(Items from a dataset)
^^^^^^^^^^^^^^^^

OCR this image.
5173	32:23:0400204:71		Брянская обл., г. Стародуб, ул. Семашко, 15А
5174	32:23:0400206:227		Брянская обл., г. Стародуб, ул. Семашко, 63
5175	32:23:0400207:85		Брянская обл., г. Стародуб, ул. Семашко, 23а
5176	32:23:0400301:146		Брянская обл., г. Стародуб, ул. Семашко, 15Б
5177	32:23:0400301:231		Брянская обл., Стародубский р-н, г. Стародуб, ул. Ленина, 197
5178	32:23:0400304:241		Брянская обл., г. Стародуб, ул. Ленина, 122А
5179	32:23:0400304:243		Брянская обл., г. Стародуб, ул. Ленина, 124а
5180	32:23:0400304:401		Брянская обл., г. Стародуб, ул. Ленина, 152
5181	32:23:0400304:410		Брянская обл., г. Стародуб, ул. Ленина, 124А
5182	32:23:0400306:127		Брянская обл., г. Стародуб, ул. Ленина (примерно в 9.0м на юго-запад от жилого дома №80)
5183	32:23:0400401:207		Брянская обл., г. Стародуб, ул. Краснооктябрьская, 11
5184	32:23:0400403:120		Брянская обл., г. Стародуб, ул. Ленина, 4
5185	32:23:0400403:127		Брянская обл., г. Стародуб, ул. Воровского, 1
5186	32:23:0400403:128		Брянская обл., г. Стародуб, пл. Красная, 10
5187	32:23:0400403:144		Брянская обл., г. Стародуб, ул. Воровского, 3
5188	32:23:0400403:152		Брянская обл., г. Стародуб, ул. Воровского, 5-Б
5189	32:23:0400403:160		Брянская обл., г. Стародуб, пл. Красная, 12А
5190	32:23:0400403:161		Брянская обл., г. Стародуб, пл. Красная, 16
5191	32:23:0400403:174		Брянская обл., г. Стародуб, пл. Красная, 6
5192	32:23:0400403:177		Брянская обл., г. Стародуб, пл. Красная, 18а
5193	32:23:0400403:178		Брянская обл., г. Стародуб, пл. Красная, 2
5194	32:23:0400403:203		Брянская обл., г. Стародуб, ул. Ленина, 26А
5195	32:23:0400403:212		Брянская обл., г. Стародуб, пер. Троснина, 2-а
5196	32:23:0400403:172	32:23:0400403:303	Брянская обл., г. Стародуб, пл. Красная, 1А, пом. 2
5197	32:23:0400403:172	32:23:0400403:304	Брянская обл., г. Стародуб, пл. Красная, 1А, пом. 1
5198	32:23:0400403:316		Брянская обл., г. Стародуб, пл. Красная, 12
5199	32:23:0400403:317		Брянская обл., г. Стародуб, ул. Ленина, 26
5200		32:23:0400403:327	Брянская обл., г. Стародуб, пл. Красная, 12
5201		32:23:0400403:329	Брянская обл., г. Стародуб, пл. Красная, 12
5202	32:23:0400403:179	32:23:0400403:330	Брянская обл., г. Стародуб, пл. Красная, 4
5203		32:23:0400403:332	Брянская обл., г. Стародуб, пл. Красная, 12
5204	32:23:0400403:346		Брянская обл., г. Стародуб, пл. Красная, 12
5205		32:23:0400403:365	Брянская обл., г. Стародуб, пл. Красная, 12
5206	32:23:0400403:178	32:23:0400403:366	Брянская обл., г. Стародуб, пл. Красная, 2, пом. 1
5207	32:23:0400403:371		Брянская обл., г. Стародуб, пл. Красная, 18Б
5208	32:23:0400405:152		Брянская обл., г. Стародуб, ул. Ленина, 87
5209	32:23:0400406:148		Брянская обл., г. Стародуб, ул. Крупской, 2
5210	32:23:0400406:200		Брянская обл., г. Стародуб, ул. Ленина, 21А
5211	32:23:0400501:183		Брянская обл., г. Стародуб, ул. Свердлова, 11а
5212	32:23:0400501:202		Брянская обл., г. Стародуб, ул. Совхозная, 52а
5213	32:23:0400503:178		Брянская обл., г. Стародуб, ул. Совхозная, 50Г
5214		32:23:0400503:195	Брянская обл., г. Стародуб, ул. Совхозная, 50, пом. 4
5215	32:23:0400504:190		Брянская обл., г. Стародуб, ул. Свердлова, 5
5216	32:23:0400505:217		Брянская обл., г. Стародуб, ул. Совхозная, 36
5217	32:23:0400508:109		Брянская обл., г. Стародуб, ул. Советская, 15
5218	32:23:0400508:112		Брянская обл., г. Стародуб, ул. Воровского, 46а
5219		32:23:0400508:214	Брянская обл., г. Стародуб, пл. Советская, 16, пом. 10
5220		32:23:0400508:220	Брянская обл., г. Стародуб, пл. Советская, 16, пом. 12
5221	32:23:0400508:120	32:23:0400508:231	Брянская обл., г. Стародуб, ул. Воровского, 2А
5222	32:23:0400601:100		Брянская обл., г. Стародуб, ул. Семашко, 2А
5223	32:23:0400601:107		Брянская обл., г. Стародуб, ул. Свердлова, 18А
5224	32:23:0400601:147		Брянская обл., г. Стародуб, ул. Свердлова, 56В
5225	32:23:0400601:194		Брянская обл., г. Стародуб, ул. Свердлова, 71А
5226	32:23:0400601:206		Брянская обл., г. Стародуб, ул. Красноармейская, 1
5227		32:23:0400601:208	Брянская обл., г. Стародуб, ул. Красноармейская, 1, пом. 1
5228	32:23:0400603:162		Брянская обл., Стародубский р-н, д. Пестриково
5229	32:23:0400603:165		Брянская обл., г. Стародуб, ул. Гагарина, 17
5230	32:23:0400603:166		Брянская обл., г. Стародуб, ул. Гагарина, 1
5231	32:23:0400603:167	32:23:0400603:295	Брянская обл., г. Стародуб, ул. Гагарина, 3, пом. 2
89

^^^^^^^^^^^^^^^^

_To be done:_ Among the entries above, identify all lines with "Красноармейская" and copy them.

_Correct result:_
5226	32:23:0400601:206		Брянская обл., г. Стародуб, ул. Красноармейская, 1
5227		32:23:0400601:208	Брянская обл., г. Стародуб, ул. Красноармейская, 1, пом. 1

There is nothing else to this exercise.